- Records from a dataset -
___

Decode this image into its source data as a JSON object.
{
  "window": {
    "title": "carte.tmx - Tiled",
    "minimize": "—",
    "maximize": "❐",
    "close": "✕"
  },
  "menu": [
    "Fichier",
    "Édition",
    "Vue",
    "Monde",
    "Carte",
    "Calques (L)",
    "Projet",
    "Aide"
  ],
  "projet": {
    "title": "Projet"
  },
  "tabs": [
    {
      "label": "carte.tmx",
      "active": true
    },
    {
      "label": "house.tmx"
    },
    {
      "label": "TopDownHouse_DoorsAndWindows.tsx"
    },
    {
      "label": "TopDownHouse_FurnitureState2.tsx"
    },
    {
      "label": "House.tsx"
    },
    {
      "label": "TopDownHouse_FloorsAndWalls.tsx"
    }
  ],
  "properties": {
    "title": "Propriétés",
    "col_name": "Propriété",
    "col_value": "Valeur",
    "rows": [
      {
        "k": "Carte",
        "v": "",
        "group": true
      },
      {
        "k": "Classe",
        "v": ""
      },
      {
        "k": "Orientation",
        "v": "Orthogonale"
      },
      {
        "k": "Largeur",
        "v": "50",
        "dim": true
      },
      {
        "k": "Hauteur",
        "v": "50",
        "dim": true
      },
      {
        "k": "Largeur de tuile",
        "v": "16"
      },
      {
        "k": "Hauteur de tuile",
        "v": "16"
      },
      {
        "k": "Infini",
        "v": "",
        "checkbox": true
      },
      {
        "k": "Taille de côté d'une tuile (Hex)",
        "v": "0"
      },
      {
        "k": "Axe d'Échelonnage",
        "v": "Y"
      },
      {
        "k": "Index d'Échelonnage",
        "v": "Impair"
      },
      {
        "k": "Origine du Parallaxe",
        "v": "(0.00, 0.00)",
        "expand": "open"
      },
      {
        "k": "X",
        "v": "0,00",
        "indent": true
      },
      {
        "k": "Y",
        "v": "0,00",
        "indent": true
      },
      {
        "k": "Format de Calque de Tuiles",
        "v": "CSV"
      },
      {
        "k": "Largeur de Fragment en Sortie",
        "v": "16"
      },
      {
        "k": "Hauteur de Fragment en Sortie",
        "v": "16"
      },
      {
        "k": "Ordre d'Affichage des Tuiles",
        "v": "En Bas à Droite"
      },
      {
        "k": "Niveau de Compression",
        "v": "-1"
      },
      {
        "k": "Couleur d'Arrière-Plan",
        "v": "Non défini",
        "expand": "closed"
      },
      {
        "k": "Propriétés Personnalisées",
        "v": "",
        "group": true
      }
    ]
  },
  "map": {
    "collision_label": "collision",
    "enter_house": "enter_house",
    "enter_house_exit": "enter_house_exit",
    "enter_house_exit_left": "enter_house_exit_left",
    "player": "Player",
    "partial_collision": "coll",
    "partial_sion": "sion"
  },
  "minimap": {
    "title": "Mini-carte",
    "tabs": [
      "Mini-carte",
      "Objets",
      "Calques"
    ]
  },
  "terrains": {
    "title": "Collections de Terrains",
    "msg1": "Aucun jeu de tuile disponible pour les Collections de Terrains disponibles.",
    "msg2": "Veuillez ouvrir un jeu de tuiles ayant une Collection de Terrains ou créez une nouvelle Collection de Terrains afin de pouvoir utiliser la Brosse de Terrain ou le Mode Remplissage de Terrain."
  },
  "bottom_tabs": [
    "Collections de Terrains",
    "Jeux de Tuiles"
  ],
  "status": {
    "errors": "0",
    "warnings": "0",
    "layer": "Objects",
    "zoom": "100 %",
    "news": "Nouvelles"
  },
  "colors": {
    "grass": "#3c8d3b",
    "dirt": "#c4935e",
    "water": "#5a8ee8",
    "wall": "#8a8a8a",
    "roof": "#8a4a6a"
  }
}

___

- Task prompt -
Transcribe every entry exactly, omitting nothing.

- Response for this exercise -
Decode this image into its source data as a JSON object.
{
  "window": {
    "title": "carte.tmx - Tiled",
    "minimize": "—",
    "maximize": "❐",
    "close": "✕"
  },
  "menu": [
    "Fichier",
    "Édition",
    "Vue",
    "Monde",
    "Carte",
    "Calques (L)",
    "Projet",
    "Aide"
  ],
  "projet": {
    "title": "Projet"
  },
  "tabs": [
    {
      "label": "carte.tmx",
      "active": true
    },
    {
      "label": "house.tmx"
    },
    {
      "label": "TopDownHouse_DoorsAndWindows.tsx"
    },
    {
      "label": "TopDownHouse_FurnitureState2.tsx"
    },
    {
      "label": "House.tsx"
    },
    {
      "label": "TopDownHouse_FloorsAndWalls.tsx"
    }
  ],
  "properties": {
    "title": "Propriétés",
    "col_name": "Propriété",
    "col_value": "Valeur",
    "rows": [
      {
        "k": "Carte",
        "v": "",
        "group": true
      },
      {
        "k": "Classe",
        "v": ""
      },
      {
        "k": "Orientation",
        "v": "Orthogonale"
      },
      {
        "k": "Largeur",
        "v": "50",
        "dim": true
      },
      {
        "k": "Hauteur",
        "v": "50",
        "dim": true
      },
      {
        "k": "Largeur de tuile",
        "v": "16"
      },
      {
        "k": "Hauteur de tuile",
        "v": "16"
      },
      {
        "k": "Infini",
        "v": "",
        "checkbox": true
      },
      {
        "k": "Taille de côté d'une tuile (Hex)",
        "v": "0"
      },
      {
        "k": "Axe d'Échelonnage",
        "v": "Y"
      },
      {
        "k": "Index d'Échelonnage",
        "v": "Impair"
      },
      {
        "k": "Origine du Parallaxe",
        "v": "(0.00, 0.00)",
        "expand": "open"
      },
      {
        "k": "X",
        "v": "0,00",
        "indent": true
      },
      {
        "k": "Y",
        "v": "0,00",
        "indent": true
      },
      {
        "k": "Format de Calque de Tuiles",
        "v": "CSV"
      },
      {
        "k": "Largeur de Fragment en Sortie",
        "v": "16"
      },
      {
        "k": "Hauteur de Fragment en Sortie",
        "v": "16"
      },
      {
        "k": "Ordre d'Affichage des Tuiles",
        "v": "En Bas à Droite"
      },
      {
        "k": "Niveau de Compression",
        "v": "-1"
      },
      {
        "k": "Couleur d'Arrière-Plan",
        "v": "Non défini",
        "expand": "closed"
      },
      {
        "k": "Propriétés Personnalisées",
        "v": "",
        "group": true
      }
    ]
  },
  "map": {
    "collision_label": "collision",
    "enter_house": "enter_house",
    "enter_house_exit": "enter_house_exit",
    "enter_house_exit_left": "enter_house_exit_left",
    "player": "Player",
    "partial_collision": "coll",
    "partial_sion": "sion"
  },
  "minimap": {
    "title": "Mini-carte",
    "tabs": [
      "Mini-carte",
      "Objets",
      "Calques"
    ]
  },
  "terrains": {
    "title": "Collections de Terrains",
    "msg1": "Aucun jeu de tuile disponible pour les Collections de Terrains disponibles.",
    "msg2": "Veuillez ouvrir un jeu de tuiles ayant une Collection de Terrains ou créez une nouvelle Collection de Terrains afin de pouvoir utiliser la Brosse de Terrain ou le Mode Remplissage de Terrain."
  },
  "bottom_tabs": [
    "Collections de Terrains",
    "Jeux de Tuiles"
  ],
  "status": {
    "errors": "0",
    "warnings": "0",
    "layer": "Objects",
    "zoom": "100 %",
    "news": "Nouvelles"
  },
  "colors": {
    "grass": "#3c8d3b",
    "dirt": "#c4935e",
    "water": "#5a8ee8",
    "wall": "#8a8a8a",
    "roof": "#8a4a6a"
  }
}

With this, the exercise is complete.